:: Records for processing ::
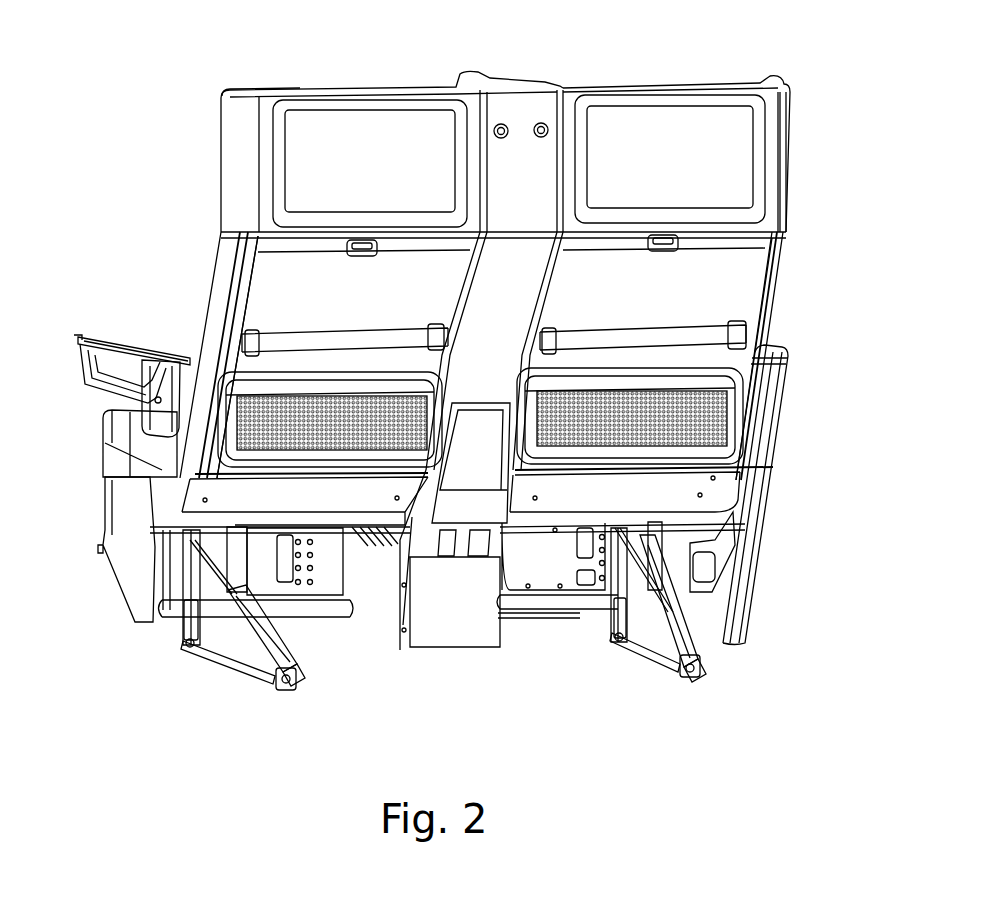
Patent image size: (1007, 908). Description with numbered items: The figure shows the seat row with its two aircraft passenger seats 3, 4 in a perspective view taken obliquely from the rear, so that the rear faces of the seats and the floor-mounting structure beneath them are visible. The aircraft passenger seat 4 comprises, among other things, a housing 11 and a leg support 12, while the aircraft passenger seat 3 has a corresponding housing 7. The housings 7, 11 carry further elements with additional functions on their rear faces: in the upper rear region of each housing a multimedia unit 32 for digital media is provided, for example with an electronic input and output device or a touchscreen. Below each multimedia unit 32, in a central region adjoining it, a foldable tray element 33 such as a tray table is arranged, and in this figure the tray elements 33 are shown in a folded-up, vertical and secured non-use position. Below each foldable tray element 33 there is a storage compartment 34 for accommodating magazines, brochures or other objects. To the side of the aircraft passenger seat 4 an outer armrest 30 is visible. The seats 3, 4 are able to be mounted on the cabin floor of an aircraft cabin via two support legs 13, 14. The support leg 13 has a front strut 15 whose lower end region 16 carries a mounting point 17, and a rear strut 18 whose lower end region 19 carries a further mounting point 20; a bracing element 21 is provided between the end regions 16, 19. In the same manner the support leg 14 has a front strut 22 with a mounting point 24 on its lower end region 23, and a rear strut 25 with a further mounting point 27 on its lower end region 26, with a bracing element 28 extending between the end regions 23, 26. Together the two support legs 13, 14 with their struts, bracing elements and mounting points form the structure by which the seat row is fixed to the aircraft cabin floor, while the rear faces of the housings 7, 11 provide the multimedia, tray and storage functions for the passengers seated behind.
:::
:: Records for processing ::
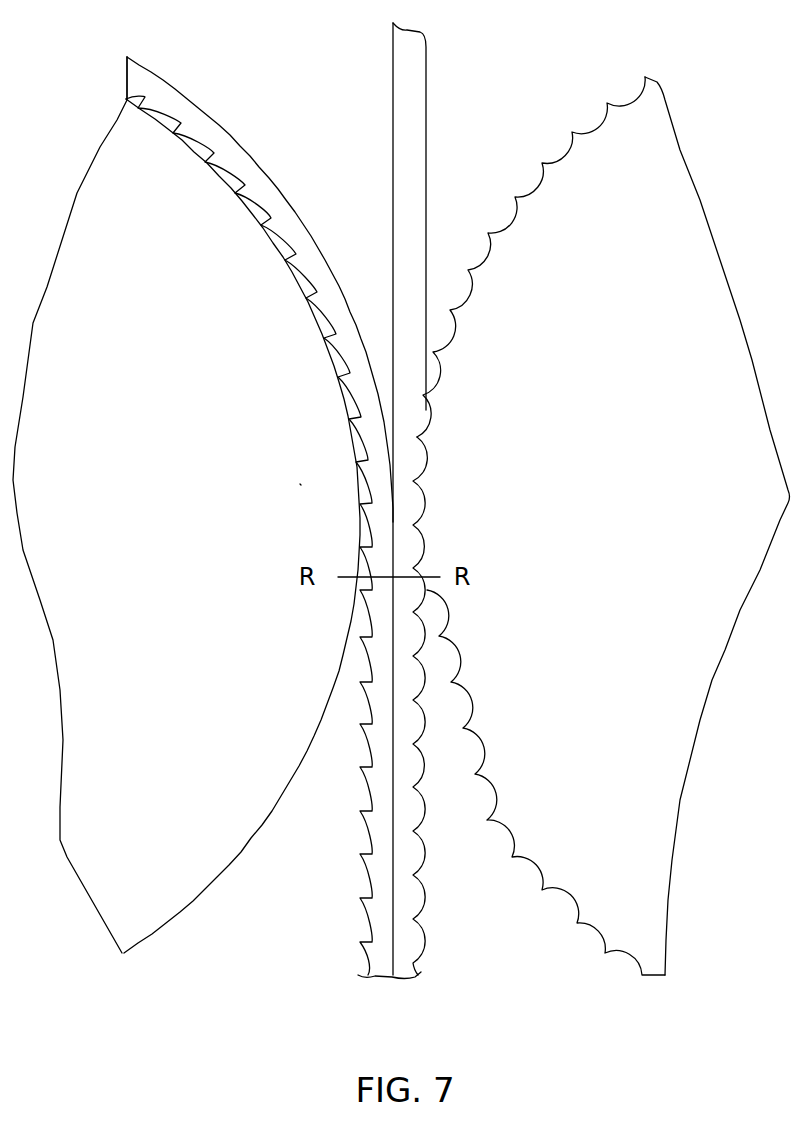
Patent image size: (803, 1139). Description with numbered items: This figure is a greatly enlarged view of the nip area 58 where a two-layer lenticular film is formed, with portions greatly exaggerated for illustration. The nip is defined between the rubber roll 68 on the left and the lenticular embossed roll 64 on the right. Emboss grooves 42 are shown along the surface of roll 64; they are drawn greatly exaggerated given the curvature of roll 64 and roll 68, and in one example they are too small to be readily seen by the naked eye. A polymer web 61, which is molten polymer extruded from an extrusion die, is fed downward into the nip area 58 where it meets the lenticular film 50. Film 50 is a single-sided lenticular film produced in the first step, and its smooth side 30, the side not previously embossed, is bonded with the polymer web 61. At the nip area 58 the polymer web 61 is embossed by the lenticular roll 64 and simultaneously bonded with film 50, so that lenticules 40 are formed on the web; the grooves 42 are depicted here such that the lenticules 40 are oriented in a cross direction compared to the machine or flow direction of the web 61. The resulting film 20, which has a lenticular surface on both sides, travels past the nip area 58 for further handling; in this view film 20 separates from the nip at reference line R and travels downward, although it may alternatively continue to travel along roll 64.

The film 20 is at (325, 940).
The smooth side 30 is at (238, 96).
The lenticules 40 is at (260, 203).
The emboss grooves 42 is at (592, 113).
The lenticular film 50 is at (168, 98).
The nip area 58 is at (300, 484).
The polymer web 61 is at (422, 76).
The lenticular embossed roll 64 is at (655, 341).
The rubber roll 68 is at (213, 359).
:::
:: Records for processing ::
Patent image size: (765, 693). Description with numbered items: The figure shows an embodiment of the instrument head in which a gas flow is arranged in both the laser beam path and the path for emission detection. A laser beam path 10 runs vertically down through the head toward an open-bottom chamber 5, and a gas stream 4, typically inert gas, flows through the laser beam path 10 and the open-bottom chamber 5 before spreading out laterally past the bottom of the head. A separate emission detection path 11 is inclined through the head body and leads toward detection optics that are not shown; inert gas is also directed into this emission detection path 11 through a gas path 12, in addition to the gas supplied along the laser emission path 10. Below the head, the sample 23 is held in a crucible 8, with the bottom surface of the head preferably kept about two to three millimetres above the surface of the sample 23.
:::
# The task
Pick out each line in the records above that contains the word "film", and copy those lines. Matching is case-sensitive.

# Result of the task
Patent image size: (803, 1139). Description with numbered items: This figure is a greatly enlarged view of the nip area 58 where a two-layer lenticular film is formed, with portions greatly exaggerated for illustration. The nip is defined between the rubber roll 68 on the left and the lenticular embossed roll 64 on the right. Emboss grooves 42 are shown along the surface of roll 64; they are drawn greatly exaggerated given the curvature of roll 64 and roll 68, and in one example they are too small to be readily seen by the naked eye. A polymer web 61, which is molten polymer extruded from an extrusion die, is fed downward into the nip area 58 where it meets the lenticular film 50. Film 50 is a single-sided lenticular film produced in the first step, and its smooth side 30, the side not previously embossed, is bonded with the polymer web 61. At the nip area 58 the polymer web 61 is embossed by the lenticular roll 64 and simultaneously bonded with film 50, so that lenticules 40 are formed on the web; the grooves 42 are depicted here such that the lenticules 40 are oriented in a cross direction compared to the machine or flow direction of the web 61. The resulting film 20, which has a lenticular surface on both sides, travels past the nip area 58 for further handling; in this view film 20 separates from the nip at reference line R and travels downward, although it may alternatively continue to travel along roll 64.
The film 20 is at (325, 940).
The lenticular film 50 is at (168, 98).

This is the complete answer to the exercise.